--- start Given records ---

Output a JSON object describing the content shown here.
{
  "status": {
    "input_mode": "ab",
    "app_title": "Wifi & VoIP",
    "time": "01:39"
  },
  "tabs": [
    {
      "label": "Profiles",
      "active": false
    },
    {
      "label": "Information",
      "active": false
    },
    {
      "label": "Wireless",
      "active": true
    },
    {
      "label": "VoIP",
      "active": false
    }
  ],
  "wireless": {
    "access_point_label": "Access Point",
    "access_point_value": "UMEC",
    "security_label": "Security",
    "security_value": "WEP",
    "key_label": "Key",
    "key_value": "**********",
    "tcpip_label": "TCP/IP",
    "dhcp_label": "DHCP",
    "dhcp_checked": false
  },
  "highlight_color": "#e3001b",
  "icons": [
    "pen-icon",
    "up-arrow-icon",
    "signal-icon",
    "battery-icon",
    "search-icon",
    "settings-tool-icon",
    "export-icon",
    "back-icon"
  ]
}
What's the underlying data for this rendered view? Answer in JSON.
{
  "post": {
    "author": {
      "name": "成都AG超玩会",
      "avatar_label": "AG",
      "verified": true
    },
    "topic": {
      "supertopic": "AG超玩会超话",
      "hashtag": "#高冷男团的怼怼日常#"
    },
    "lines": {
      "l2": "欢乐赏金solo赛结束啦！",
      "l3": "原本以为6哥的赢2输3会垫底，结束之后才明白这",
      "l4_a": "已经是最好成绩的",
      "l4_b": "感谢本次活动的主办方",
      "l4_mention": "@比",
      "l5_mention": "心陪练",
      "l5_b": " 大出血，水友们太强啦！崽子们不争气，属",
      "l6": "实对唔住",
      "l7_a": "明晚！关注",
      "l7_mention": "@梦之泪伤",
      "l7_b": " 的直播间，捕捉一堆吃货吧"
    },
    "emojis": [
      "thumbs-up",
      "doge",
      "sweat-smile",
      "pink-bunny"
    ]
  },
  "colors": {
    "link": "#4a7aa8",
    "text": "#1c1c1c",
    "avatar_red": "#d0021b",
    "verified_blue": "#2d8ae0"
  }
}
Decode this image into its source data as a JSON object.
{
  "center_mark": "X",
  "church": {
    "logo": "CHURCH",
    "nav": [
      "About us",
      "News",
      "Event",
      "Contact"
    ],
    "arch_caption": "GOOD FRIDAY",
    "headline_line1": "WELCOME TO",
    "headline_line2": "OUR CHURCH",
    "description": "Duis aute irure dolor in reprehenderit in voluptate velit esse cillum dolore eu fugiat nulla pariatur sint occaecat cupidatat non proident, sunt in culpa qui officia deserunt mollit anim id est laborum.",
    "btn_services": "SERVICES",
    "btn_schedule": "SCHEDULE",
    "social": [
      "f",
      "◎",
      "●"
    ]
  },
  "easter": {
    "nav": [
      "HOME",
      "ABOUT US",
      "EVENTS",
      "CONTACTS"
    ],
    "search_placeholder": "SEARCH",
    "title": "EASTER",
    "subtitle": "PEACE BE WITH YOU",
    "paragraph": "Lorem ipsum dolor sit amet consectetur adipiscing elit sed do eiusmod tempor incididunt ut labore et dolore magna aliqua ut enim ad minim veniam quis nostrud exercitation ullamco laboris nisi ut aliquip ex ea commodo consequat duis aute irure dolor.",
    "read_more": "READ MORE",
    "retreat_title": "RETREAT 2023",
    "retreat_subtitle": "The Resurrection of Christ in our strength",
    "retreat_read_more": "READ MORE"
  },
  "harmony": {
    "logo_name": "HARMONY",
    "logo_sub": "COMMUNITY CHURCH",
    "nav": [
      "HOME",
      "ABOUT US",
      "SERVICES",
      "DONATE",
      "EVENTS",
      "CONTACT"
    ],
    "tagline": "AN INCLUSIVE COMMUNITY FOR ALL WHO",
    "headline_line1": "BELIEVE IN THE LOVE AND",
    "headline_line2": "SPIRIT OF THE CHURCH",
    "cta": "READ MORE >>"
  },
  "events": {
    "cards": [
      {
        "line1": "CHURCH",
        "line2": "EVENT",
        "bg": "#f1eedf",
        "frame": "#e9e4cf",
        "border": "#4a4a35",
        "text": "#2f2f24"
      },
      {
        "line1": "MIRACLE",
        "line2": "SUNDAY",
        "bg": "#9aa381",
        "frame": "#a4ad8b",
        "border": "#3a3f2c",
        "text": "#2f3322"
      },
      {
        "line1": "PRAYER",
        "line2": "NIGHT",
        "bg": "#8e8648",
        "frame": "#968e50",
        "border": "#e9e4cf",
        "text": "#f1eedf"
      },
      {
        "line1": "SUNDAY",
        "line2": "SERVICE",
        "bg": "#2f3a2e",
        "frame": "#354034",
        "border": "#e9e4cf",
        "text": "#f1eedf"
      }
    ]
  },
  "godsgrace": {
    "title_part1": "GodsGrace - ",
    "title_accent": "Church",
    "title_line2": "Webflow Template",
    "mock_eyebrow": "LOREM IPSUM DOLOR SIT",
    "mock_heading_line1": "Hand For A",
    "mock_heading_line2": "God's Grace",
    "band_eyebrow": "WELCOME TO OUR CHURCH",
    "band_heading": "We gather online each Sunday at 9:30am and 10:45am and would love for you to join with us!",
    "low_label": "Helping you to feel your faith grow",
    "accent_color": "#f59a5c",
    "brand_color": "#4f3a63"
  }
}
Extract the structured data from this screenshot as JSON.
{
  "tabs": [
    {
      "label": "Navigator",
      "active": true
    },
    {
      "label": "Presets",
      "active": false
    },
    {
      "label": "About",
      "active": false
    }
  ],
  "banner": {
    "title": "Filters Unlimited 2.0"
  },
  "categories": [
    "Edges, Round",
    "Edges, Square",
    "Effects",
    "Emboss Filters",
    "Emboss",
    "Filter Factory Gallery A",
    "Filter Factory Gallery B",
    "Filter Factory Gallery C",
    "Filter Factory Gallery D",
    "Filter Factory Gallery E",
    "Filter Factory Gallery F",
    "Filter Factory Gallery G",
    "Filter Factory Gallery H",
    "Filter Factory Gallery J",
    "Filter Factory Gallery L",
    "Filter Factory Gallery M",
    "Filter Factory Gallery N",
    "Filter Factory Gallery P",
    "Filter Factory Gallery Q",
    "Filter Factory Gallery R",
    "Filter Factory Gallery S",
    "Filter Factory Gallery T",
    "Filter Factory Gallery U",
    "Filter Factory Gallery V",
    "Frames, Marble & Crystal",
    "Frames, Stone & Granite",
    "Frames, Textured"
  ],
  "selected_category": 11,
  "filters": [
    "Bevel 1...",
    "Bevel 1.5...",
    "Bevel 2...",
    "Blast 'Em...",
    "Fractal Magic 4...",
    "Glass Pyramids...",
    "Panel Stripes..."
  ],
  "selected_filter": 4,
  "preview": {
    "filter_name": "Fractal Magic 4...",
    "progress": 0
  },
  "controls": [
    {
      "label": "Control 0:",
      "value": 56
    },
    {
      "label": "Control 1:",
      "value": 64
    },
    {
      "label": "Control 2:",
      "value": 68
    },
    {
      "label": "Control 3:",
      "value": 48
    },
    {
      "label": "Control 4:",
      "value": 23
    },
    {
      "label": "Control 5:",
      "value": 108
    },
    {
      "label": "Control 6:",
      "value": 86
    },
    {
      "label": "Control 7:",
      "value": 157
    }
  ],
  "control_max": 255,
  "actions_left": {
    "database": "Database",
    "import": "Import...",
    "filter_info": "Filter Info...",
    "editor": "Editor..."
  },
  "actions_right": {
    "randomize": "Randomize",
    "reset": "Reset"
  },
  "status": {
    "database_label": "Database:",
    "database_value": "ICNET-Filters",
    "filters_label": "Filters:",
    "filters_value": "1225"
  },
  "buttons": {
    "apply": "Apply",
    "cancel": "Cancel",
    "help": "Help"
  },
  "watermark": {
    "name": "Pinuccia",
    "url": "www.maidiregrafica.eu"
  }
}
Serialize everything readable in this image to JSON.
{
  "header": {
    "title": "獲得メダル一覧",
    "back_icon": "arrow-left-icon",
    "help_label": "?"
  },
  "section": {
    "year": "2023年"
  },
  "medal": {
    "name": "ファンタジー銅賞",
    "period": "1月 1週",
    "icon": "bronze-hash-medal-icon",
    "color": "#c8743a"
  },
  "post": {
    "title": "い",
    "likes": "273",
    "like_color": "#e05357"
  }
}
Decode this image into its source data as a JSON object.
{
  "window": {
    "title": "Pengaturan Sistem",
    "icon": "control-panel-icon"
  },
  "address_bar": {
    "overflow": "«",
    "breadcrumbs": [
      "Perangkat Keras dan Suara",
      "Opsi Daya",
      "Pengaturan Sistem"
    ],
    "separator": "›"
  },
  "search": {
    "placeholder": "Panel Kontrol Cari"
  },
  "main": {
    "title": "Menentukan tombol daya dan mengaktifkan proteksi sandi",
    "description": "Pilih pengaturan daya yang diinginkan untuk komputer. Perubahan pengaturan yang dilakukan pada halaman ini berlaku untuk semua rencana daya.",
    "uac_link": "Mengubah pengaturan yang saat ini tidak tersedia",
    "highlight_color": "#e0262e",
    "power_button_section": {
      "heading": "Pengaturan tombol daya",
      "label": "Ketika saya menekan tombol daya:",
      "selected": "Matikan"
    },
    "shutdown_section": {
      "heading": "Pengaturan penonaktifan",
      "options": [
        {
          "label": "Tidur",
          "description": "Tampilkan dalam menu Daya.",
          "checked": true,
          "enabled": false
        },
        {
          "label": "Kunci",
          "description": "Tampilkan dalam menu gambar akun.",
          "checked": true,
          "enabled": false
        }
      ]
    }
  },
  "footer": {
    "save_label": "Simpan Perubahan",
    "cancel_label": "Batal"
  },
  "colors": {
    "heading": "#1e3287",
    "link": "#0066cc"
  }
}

--- end Given records ---

## Exercise directions
Extract all lines that hold the word "this".

## Worked solution
What's the underlying data for this rendered view? Answer in JSON.
Decode this image into its source data as a JSON object.
Extract the structured data from this screenshot as JSON.
Serialize everything readable in this image to JSON.
Decode this image into its source data as a JSON object.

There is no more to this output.